* _PROBLEM DETAILS_
Look for "Give me the" in the records below, then copy that line and every line after it, exactly and with nothing added.

* _DATA SUPPLIED_
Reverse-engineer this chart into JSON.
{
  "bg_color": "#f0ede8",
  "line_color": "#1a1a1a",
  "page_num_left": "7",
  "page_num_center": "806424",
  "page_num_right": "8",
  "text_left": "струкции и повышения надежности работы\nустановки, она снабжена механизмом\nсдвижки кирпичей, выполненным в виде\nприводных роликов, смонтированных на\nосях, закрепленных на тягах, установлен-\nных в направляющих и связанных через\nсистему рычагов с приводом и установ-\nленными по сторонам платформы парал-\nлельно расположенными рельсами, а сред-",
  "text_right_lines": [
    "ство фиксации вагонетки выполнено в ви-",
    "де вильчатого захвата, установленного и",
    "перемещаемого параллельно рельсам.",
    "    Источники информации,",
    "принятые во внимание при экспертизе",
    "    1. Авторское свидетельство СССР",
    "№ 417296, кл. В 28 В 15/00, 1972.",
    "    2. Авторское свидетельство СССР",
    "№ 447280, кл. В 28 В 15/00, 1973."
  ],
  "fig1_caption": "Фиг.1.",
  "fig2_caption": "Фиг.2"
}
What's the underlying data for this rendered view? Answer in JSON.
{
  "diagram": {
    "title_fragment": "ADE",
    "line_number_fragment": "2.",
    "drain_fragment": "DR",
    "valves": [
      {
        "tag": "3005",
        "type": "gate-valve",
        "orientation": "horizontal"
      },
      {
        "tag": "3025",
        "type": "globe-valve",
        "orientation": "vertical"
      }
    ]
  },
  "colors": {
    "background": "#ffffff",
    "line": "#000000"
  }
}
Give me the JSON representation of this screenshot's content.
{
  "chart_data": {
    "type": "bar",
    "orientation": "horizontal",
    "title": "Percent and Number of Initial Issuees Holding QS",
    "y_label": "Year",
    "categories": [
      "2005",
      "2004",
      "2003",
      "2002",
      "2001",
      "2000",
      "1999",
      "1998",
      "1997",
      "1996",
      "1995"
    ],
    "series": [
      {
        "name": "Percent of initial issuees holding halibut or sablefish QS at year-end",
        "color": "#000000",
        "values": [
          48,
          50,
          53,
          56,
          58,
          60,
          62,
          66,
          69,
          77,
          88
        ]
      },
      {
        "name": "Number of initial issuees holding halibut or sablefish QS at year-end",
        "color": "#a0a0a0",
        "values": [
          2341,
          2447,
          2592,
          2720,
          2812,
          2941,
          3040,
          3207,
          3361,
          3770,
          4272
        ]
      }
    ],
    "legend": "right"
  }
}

* _OUTPUT BELOW_
Give me the JSON representation of this screenshot's content.
{
  "chart_data": {
    "type": "bar",
    "orientation": "horizontal",
    "title": "Percent and Number of Initial Issuees Holding QS",
    "y_label": "Year",
    "categories": [
      "2005",
      "2004",
      "2003",
      "2002",
      "2001",
      "2000",
      "1999",
      "1998",
      "1997",
      "1996",
      "1995"
    ],
    "series": [
      {
        "name": "Percent of initial issuees holding halibut or sablefish QS at year-end",
        "color": "#000000",
        "values": [
          48,
          50,
          53,
          56,
          58,
          60,
          62,
          66,
          69,
          77,
          88
        ]
      },
      {
        "name": "Number of initial issuees holding halibut or sablefish QS at year-end",
        "color": "#a0a0a0",
        "values": [
          2341,
          2447,
          2592,
          2720,
          2812,
          2941,
          3040,
          3207,
          3361,
          3770,
          4272
        ]
      }
    ],
    "legend": "right"
  }
}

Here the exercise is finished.